= DATASET ENTRIES =
........

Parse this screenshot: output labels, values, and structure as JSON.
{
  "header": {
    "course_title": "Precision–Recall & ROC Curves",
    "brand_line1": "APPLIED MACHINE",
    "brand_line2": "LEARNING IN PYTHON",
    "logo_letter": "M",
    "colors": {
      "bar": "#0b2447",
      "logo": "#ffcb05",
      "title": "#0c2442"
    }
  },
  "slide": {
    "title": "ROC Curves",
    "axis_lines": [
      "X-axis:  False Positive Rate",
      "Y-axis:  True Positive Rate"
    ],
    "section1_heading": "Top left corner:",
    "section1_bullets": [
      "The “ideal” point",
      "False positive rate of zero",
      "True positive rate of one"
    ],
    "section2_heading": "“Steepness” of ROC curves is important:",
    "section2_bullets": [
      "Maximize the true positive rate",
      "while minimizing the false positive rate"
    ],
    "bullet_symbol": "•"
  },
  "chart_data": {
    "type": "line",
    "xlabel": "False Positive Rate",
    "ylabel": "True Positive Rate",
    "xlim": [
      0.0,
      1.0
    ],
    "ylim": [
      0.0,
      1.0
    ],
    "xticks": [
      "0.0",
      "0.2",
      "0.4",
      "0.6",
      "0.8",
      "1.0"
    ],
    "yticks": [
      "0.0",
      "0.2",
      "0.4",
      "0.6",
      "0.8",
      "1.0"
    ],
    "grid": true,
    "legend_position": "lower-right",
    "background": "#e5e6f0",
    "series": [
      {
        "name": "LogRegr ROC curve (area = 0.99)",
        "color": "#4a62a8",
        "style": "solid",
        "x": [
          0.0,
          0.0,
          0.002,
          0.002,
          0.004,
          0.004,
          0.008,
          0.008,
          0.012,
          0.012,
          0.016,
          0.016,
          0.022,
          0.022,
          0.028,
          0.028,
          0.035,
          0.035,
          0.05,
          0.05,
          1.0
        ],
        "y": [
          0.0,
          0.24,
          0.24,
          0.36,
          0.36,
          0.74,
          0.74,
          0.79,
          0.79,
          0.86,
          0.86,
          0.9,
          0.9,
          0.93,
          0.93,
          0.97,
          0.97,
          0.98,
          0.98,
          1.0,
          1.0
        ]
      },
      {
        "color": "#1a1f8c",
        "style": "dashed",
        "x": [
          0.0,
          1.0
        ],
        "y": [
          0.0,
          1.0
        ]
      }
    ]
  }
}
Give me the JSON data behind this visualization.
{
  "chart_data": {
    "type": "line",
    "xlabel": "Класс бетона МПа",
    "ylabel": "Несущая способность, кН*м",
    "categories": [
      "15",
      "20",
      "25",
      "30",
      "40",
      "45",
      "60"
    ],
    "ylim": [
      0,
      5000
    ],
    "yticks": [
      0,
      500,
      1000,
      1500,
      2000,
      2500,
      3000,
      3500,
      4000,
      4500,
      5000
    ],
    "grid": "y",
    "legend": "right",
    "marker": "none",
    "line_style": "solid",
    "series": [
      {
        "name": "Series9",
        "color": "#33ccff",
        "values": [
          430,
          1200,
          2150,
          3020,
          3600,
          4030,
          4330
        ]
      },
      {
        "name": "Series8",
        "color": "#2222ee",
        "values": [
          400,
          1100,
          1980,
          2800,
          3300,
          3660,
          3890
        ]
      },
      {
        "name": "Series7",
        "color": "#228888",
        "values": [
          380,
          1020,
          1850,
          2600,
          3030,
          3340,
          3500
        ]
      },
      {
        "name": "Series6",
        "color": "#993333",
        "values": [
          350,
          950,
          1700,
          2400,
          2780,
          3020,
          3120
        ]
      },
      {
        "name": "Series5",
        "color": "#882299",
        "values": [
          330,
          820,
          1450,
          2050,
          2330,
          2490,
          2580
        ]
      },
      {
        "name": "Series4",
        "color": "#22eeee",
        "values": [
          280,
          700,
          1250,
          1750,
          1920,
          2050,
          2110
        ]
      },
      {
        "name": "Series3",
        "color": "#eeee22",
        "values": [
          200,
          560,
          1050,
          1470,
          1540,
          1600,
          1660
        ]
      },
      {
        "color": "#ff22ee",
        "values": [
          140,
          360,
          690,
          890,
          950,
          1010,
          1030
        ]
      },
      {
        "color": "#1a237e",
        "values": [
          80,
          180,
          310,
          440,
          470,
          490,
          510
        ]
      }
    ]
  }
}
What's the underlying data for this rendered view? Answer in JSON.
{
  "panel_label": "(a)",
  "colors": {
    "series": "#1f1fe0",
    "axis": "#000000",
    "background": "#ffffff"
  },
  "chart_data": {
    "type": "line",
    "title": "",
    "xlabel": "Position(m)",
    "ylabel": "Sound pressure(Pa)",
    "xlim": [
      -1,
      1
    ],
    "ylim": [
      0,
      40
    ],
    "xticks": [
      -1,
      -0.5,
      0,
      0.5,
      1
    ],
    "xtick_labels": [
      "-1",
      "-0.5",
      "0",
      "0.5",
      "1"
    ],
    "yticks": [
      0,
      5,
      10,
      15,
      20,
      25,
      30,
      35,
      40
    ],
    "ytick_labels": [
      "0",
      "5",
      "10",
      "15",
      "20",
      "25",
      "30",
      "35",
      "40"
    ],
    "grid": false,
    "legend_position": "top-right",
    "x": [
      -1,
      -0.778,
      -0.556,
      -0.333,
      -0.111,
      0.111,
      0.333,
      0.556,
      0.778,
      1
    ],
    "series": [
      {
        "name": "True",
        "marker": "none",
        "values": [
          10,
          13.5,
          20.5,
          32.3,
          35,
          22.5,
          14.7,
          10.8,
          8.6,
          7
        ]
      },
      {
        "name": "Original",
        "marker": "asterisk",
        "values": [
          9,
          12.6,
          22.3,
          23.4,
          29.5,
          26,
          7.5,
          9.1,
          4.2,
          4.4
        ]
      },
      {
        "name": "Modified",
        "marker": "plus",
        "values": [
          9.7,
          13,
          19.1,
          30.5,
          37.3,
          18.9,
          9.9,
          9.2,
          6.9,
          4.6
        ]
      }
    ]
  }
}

........

= TO DO =
Reproduce all data above, unchanged.

= OUTPUT OF THE EXERCISE =
Parse this screenshot: output labels, values, and structure as JSON.
{
  "header": {
    "course_title": "Precision–Recall & ROC Curves",
    "brand_line1": "APPLIED MACHINE",
    "brand_line2": "LEARNING IN PYTHON",
    "logo_letter": "M",
    "colors": {
      "bar": "#0b2447",
      "logo": "#ffcb05",
      "title": "#0c2442"
    }
  },
  "slide": {
    "title": "ROC Curves",
    "axis_lines": [
      "X-axis:  False Positive Rate",
      "Y-axis:  True Positive Rate"
    ],
    "section1_heading": "Top left corner:",
    "section1_bullets": [
      "The “ideal” point",
      "False positive rate of zero",
      "True positive rate of one"
    ],
    "section2_heading": "“Steepness” of ROC curves is important:",
    "section2_bullets": [
      "Maximize the true positive rate",
      "while minimizing the false positive rate"
    ],
    "bullet_symbol": "•"
  },
  "chart_data": {
    "type": "line",
    "xlabel": "False Positive Rate",
    "ylabel": "True Positive Rate",
    "xlim": [
      0.0,
      1.0
    ],
    "ylim": [
      0.0,
      1.0
    ],
    "xticks": [
      "0.0",
      "0.2",
      "0.4",
      "0.6",
      "0.8",
      "1.0"
    ],
    "yticks": [
      "0.0",
      "0.2",
      "0.4",
      "0.6",
      "0.8",
      "1.0"
    ],
    "grid": true,
    "legend_position": "lower-right",
    "background": "#e5e6f0",
    "series": [
      {
        "name": "LogRegr ROC curve (area = 0.99)",
        "color": "#4a62a8",
        "style": "solid",
        "x": [
          0.0,
          0.0,
          0.002,
          0.002,
          0.004,
          0.004,
          0.008,
          0.008,
          0.012,
          0.012,
          0.016,
          0.016,
          0.022,
          0.022,
          0.028,
          0.028,
          0.035,
          0.035,
          0.05,
          0.05,
          1.0
        ],
        "y": [
          0.0,
          0.24,
          0.24,
          0.36,
          0.36,
          0.74,
          0.74,
          0.79,
          0.79,
          0.86,
          0.86,
          0.9,
          0.9,
          0.93,
          0.93,
          0.97,
          0.97,
          0.98,
          0.98,
          1.0,
          1.0
        ]
      },
      {
        "color": "#1a1f8c",
        "style": "dashed",
        "x": [
          0.0,
          1.0
        ],
        "y": [
          0.0,
          1.0
        ]
      }
    ]
  }
}
Give me the JSON data behind this visualization.
{
  "chart_data": {
    "type": "line",
    "xlabel": "Класс бетона МПа",
    "ylabel": "Несущая способность, кН*м",
    "categories": [
      "15",
      "20",
      "25",
      "30",
      "40",
      "45",
      "60"
    ],
    "ylim": [
      0,
      5000
    ],
    "yticks": [
      0,
      500,
      1000,
      1500,
      2000,
      2500,
      3000,
      3500,
      4000,
      4500,
      5000
    ],
    "grid": "y",
    "legend": "right",
    "marker": "none",
    "line_style": "solid",
    "series": [
      {
        "name": "Series9",
        "color": "#33ccff",
        "values": [
          430,
          1200,
          2150,
          3020,
          3600,
          4030,
          4330
        ]
      },
      {
        "name": "Series8",
        "color": "#2222ee",
        "values": [
          400,
          1100,
          1980,
          2800,
          3300,
          3660,
          3890
        ]
      },
      {
        "name": "Series7",
        "color": "#228888",
        "values": [
          380,
          1020,
          1850,
          2600,
          3030,
          3340,
          3500
        ]
      },
      {
        "name": "Series6",
        "color": "#993333",
        "values": [
          350,
          950,
          1700,
          2400,
          2780,
          3020,
          3120
        ]
      },
      {
        "name": "Series5",
        "color": "#882299",
        "values": [
          330,
          820,
          1450,
          2050,
          2330,
          2490,
          2580
        ]
      },
      {
        "name": "Series4",
        "color": "#22eeee",
        "values": [
          280,
          700,
          1250,
          1750,
          1920,
          2050,
          2110
        ]
      },
      {
        "name": "Series3",
        "color": "#eeee22",
        "values": [
          200,
          560,
          1050,
          1470,
          1540,
          1600,
          1660
        ]
      },
      {
        "color": "#ff22ee",
        "values": [
          140,
          360,
          690,
          890,
          950,
          1010,
          1030
        ]
      },
      {
        "color": "#1a237e",
        "values": [
          80,
          180,
          310,
          440,
          470,
          490,
          510
        ]
      }
    ]
  }
}
What's the underlying data for this rendered view? Answer in JSON.
{
  "panel_label": "(a)",
  "colors": {
    "series": "#1f1fe0",
    "axis": "#000000",
    "background": "#ffffff"
  },
  "chart_data": {
    "type": "line",
    "title": "",
    "xlabel": "Position(m)",
    "ylabel": "Sound pressure(Pa)",
    "xlim": [
      -1,
      1
    ],
    "ylim": [
      0,
      40
    ],
    "xticks": [
      -1,
      -0.5,
      0,
      0.5,
      1
    ],
    "xtick_labels": [
      "-1",
      "-0.5",
      "0",
      "0.5",
      "1"
    ],
    "yticks": [
      0,
      5,
      10,
      15,
      20,
      25,
      30,
      35,
      40
    ],
    "ytick_labels": [
      "0",
      "5",
      "10",
      "15",
      "20",
      "25",
      "30",
      "35",
      "40"
    ],
    "grid": false,
    "legend_position": "top-right",
    "x": [
      -1,
      -0.778,
      -0.556,
      -0.333,
      -0.111,
      0.111,
      0.333,
      0.556,
      0.778,
      1
    ],
    "series": [
      {
        "name": "True",
        "marker": "none",
        "values": [
          10,
          13.5,
          20.5,
          32.3,
          35,
          22.5,
          14.7,
          10.8,
          8.6,
          7
        ]
      },
      {
        "name": "Original",
        "marker": "asterisk",
        "values": [
          9,
          12.6,
          22.3,
          23.4,
          29.5,
          26,
          7.5,
          9.1,
          4.2,
          4.4
        ]
      },
      {
        "name": "Modified",
        "marker": "plus",
        "values": [
          9.7,
          13,
          19.1,
          30.5,
          37.3,
          18.9,
          9.9,
          9.2,
          6.9,
          4.6
        ]
      }
    ]
  }
}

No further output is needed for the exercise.